Output the full listing below exactly as it reads, and skip anything that is a picture.
**** Data for this task
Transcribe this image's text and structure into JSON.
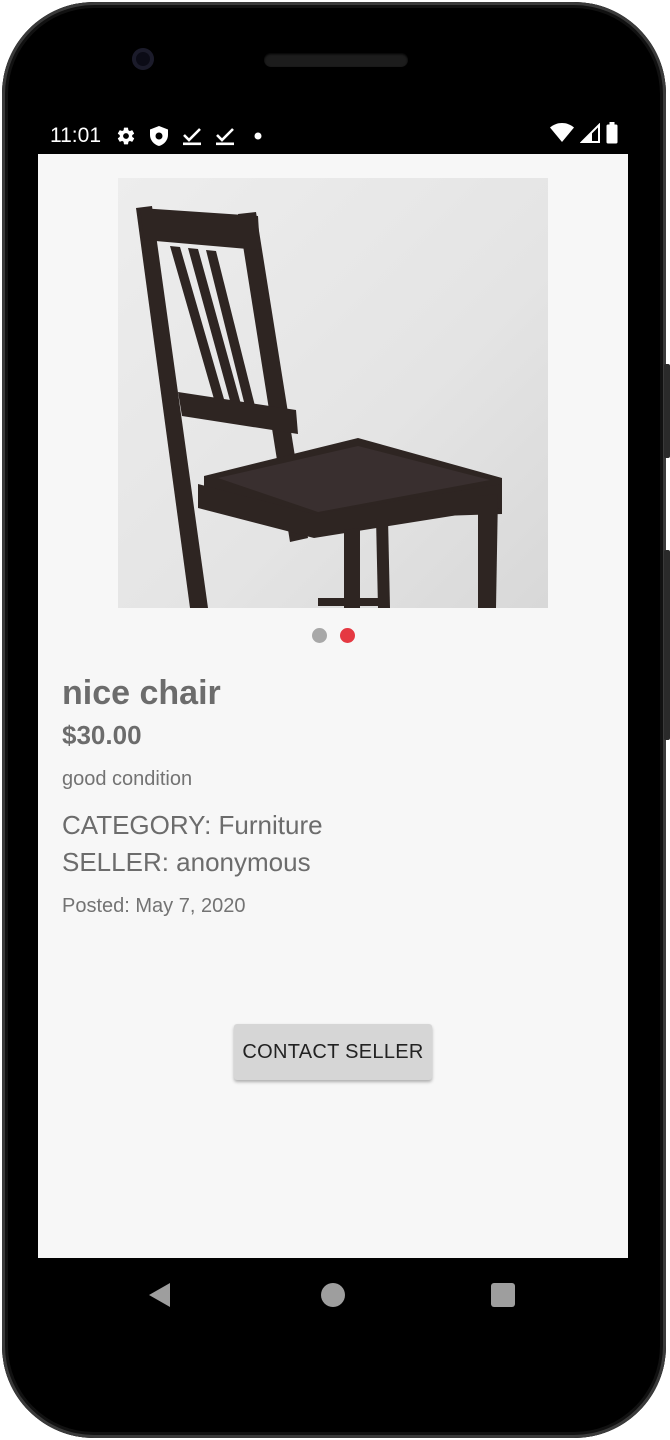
{
  "status_bar": {
    "time": "11:01",
    "left_icons": [
      "gear-icon",
      "shield-icon",
      "download-check-icon",
      "download-check-icon",
      "dot-icon"
    ],
    "right_icons": [
      "wifi-icon",
      "signal-icon",
      "battery-icon"
    ]
  },
  "listing": {
    "image_alt": "wooden chair",
    "carousel": {
      "count": 2,
      "active_index": 1
    },
    "title": "nice chair",
    "price": "$30.00",
    "description": "good condition",
    "category": "CATEGORY: Furniture",
    "seller": "SELLER: anonymous",
    "posted": "Posted: May 7, 2020"
  },
  "actions": {
    "contact_label": "CONTACT SELLER"
  },
  "colors": {
    "screen_bg": "#f7f7f7",
    "dot_active": "#e53942",
    "dot_inactive": "#a8a8a8",
    "text_gray": "#6c6c6c",
    "button_bg": "#d6d6d6"
  },
  "nav_bar": {
    "icons": [
      "back-icon",
      "home-icon",
      "recents-icon"
    ]
  }
}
********
Answer:
Transcribe this image's text and structure into JSON.
{
  "status_bar": {
    "time": "11:01",
    "left_icons": [
      "gear-icon",
      "shield-icon",
      "download-check-icon",
      "download-check-icon",
      "dot-icon"
    ],
    "right_icons": [
      "wifi-icon",
      "signal-icon",
      "battery-icon"
    ]
  },
  "listing": {
    "image_alt": "wooden chair",
    "carousel": {
      "count": 2,
      "active_index": 1
    },
    "title": "nice chair",
    "price": "$30.00",
    "description": "good condition",
    "category": "CATEGORY: Furniture",
    "seller": "SELLER: anonymous",
    "posted": "Posted: May 7, 2020"
  },
  "actions": {
    "contact_label": "CONTACT SELLER"
  },
  "colors": {
    "screen_bg": "#f7f7f7",
    "dot_active": "#e53942",
    "dot_inactive": "#a8a8a8",
    "text_gray": "#6c6c6c",
    "button_bg": "#d6d6d6"
  },
  "nav_bar": {
    "icons": [
      "back-icon",
      "home-icon",
      "recents-icon"
    ]
  }
}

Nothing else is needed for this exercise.